» **Required task**
Using the listing below, select the lines with the word "icon" and copy them.

------------------------------------------------

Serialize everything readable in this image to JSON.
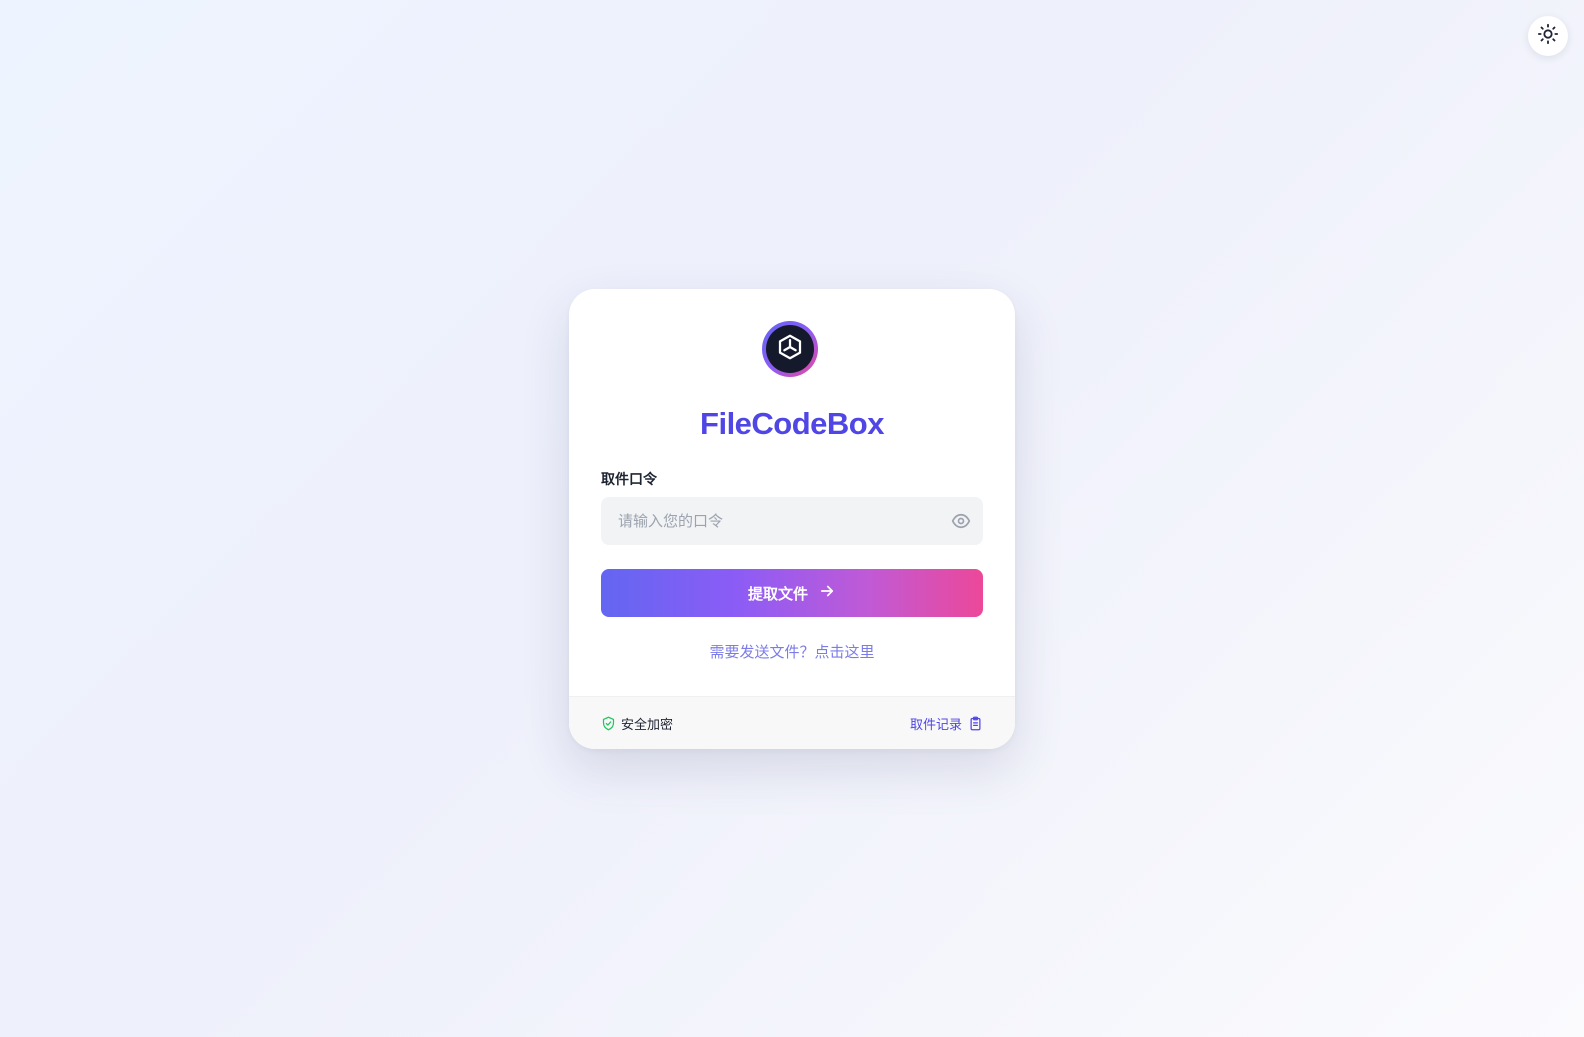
{
  "theme_toggle": {
    "icon": "sun-icon"
  },
  "card": {
    "logo_icon": "cube-icon",
    "title": "FileCodeBox",
    "code_label": "取件口令",
    "code_input": {
      "placeholder": "请输入您的口令",
      "value": ""
    },
    "visibility_icon": "eye-icon",
    "submit_label": "提取文件",
    "submit_icon": "arrow-right-icon",
    "send_link": "需要发送文件？点击这里"
  },
  "footer": {
    "secure_icon": "shield-check-icon",
    "secure_label": "安全加密",
    "records_label": "取件记录",
    "records_icon": "clipboard-icon"
  },
  "colors": {
    "accent": "#4f46e5",
    "gradient_start": "#6366f1",
    "gradient_end": "#ec4899",
    "secure_green": "#22c55e"
  }
}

------------------------------------------------

» **Solution to this exercise**
    "icon": "sun-icon"
    "logo_icon": "cube-icon",
    "visibility_icon": "eye-icon",
    "submit_icon": "arrow-right-icon",
    "secure_icon": "shield-check-icon",
    "records_icon": "clipboard-icon"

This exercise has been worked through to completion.